> [Passage shown]
┄┄┄┄┄┄┄┄┄┄

We can rewrite~\eqref{eqn:polar1} as
\begin{gather}\label{eqn:z0}
  r=er\cos\theta+eC,\\
r-er\cos\theta=eC,\\
r(1-e\cos\theta)=eC.
\end{gather}
Since $eC\neq0$, the factor $1-e\cos\theta$ will never be $0$, so we
can divide by it, obtaining
\begin{equation}\label{eqn:z}
r=\frac{eC}{1-e\cos\theta}.
\end{equation}
If we rewrite~\eqref{eqn:polar0} the same way, we get
\begin{equation}\label{eqn:zm}
r=\frac{eC}{-1-e\cos\theta}.
\end{equation}
Again, either~\eqref{eqn:z} or~\eqref{eqn:zm} by itself defines
$\zeta$. 


The line through the focus and parallel to the directrix is defined by
$\theta=\mpi/2$. 
By~\eqref{eqn:z} (or from the original definition of $\zeta$), this
line meets $\zeta$ in two points, $L_0$ and $L_1$, whose coordinates
are $(eC,\mpi/2)$ and $(eC,-\mpi/2)$.  It will be convenient to denote
the distance $\size{L_0L_1}$ by $2\ell$: this means defining
\begin{equation}
  \ell=eC.
\end{equation}
Then~\eqref{eqn:z0},~\eqref{eqn:z} and~\eqref{eqn:zm} can be rewritten as
\begin{gather}\label{eqn:r=er}
  r=er\cos\theta+\ell,\\\label{eqn:r=l}
r=\frac{\ell}{1-e\cos\theta}\\\label{eqn:r=lm}
r=\frac{\ell}{-1-e\cos\theta}.
\end{gather}

\subsection{Lines through the focus}

By~\eqref{eqn:r=l}, \emph{each} line $\theta=\phi$ through the origin
%(which is now the focus) 
meets $\zeta$ in two
points, namely  
\begin{equation}
  \left(\frac{\ell}{1-e\cos\phi},\phi\right)\quad\text{ and }\quad
  \left(\frac{\ell}{1+e\cos\phi},\phi+\mpi\right),
\end{equation}
unless $e\cos\phi=\pm 1$.  There are three possibilities,
corresponding the three kinds of conic sections:

\begin{enumerate}
  \item
If $0<e<1$, then $\size{e\cos\theta}$ is never $1$, so every line
through the origin meets $\zeta$ at two points, \emph{and} these
points are on opposite sides of the origin; $\zeta$ is an
\defn{ellipse.}  See Figure~\ref{fig:ellipse}.

\begin{figure}[ht]
  \begin{center}
    \begin{pspicture}(-3.5,-2.7)(4,2)
%\psgrid(-3,-3)(3,3)
      \psline{->}(-3.5,0)(4,0)
\psline(-3,-2.8)(-3,2)
\parametricplot[linewidth=1.6pt]{0}{360}{1.5 1 0.5 t cos mul sub div t cos mul
                        1.5 1 0.5 t cos mul sub div t sin mul}
\psline[showpoints=true](0,-1.5)(0,1.5)

┄┄┄┄┄┄┄┄┄┄

> [Extracted material]
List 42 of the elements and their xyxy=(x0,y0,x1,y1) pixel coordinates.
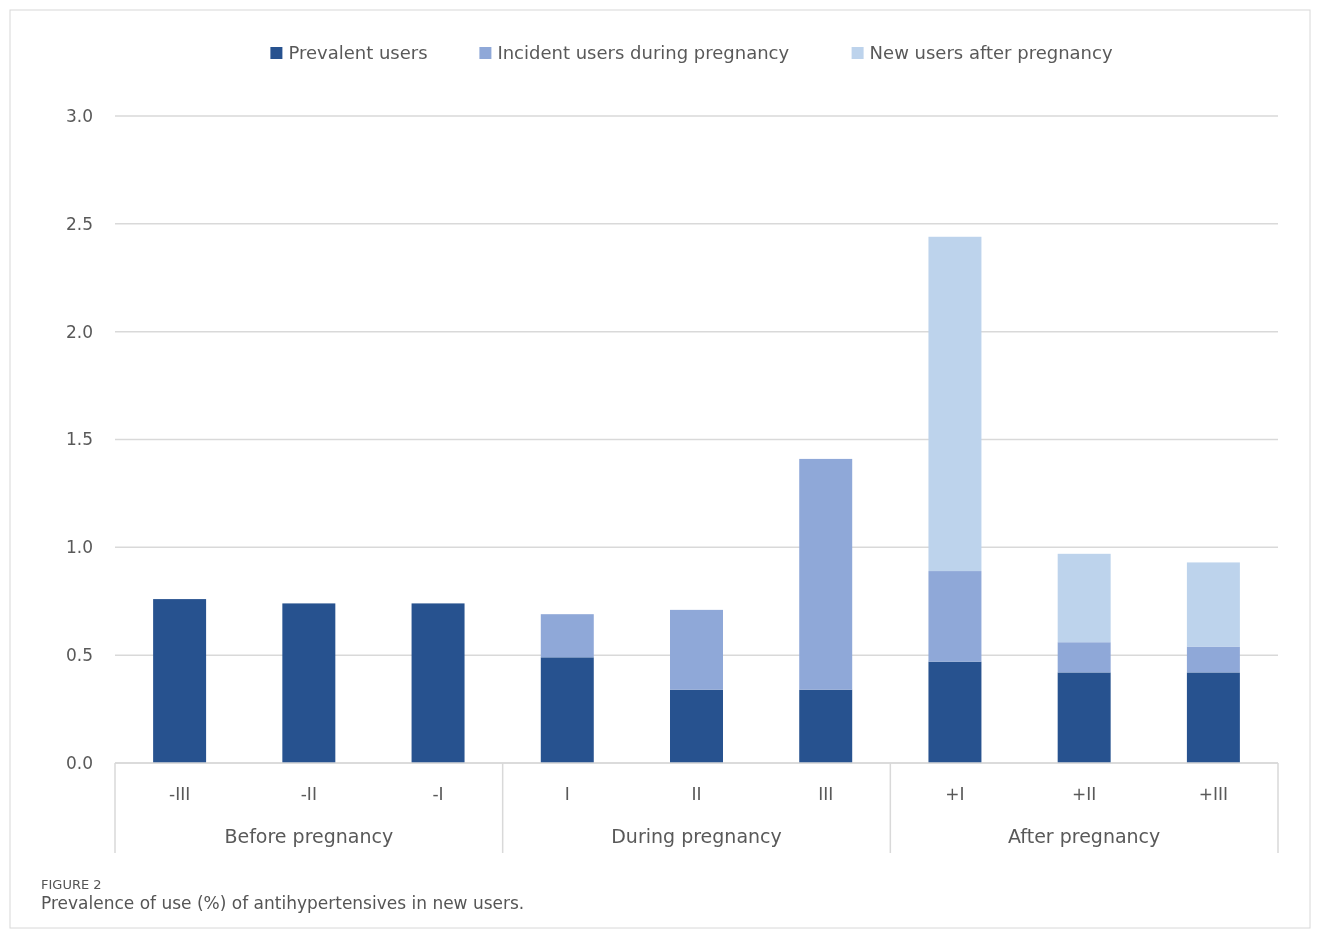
y-tick-label: 3.0 xyxy=(65,105,93,126)
bar xyxy=(799,689,853,763)
x-tick-label: -II xyxy=(300,784,317,804)
bar xyxy=(670,689,723,763)
bar xyxy=(670,609,723,690)
y-tick-label: 2.5 xyxy=(65,213,93,234)
bar xyxy=(540,614,594,658)
text: FIGURE 2 xyxy=(41,877,102,892)
bar xyxy=(540,657,594,763)
y-tick-label: 0.0 xyxy=(65,752,93,773)
x-tick-label: -III xyxy=(169,784,191,804)
bar xyxy=(1186,646,1240,673)
bar xyxy=(1186,672,1240,763)
y-tick-label: 2.0 xyxy=(65,321,93,342)
bar xyxy=(153,599,207,763)
legend-label: Prevalent users xyxy=(288,42,428,64)
bar xyxy=(799,458,853,690)
x-tick-label: II xyxy=(691,784,702,804)
text: Before pregnancy xyxy=(224,825,394,847)
bar xyxy=(282,603,336,763)
legend-label: New users after pregnancy xyxy=(869,42,1113,64)
bar xyxy=(1057,672,1111,763)
x-tick-label: +I xyxy=(945,784,965,804)
bar xyxy=(1186,562,1240,647)
bar xyxy=(928,236,982,572)
x-tick-label: I xyxy=(564,784,570,804)
x-tick-label: -I xyxy=(432,784,444,804)
x-tick-label: +II xyxy=(1072,784,1097,804)
bar xyxy=(928,661,982,763)
y-tick-label: 1.5 xyxy=(65,429,93,450)
bar xyxy=(1057,553,1111,643)
bar xyxy=(411,603,465,763)
text: Prevalence of use (%) of antihypertensives in new users. xyxy=(41,893,525,913)
legend-label: Incident users during pregnancy xyxy=(497,42,790,64)
x-tick-label: III xyxy=(818,784,834,804)
bar xyxy=(928,571,982,662)
y-tick-label: 1.0 xyxy=(65,537,93,558)
y-tick-label: 0.5 xyxy=(65,645,93,666)
x-tick-label: +III xyxy=(1198,784,1229,804)
text: During pregnancy xyxy=(611,825,782,847)
text: After pregnancy xyxy=(1008,825,1161,847)
bar xyxy=(1057,642,1111,673)
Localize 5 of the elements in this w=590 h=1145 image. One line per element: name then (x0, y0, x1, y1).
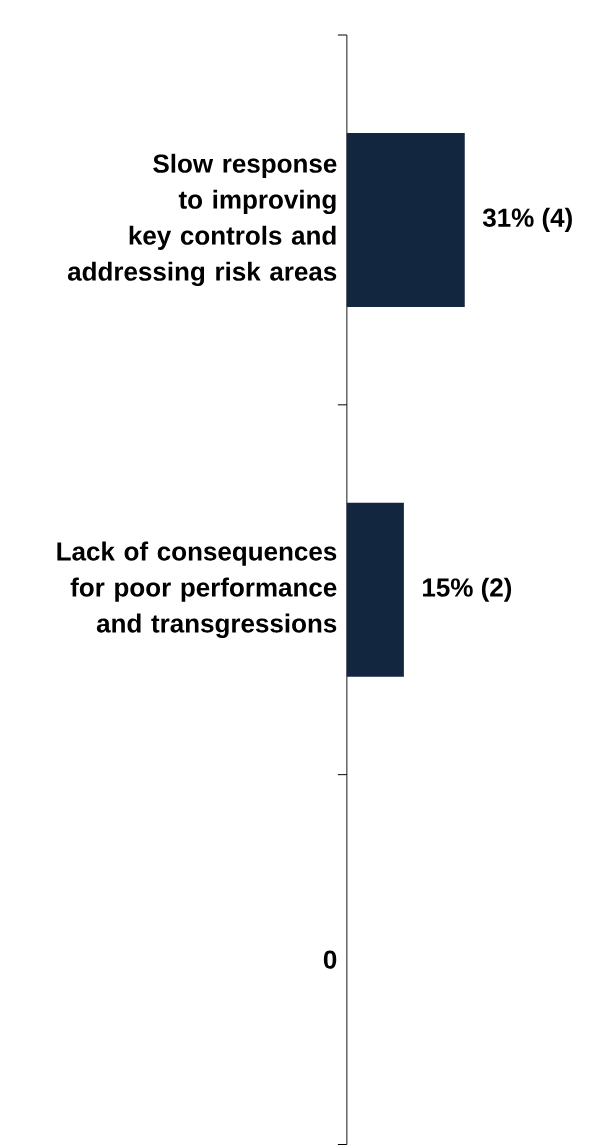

┄┄┄┄┄┄┄┄┄┄

> [Exercise directions] Translate this sentence from the LaTeX passage on conic sections into French, leaving the math markup unchanged: "The line through the focus and parallel to the directrix is defined by $\theta=\mpi/2$."

> [Reply to the task] La droite passant par le foyer et parallèle à la directrice est définie par $\theta=\mpi/2$.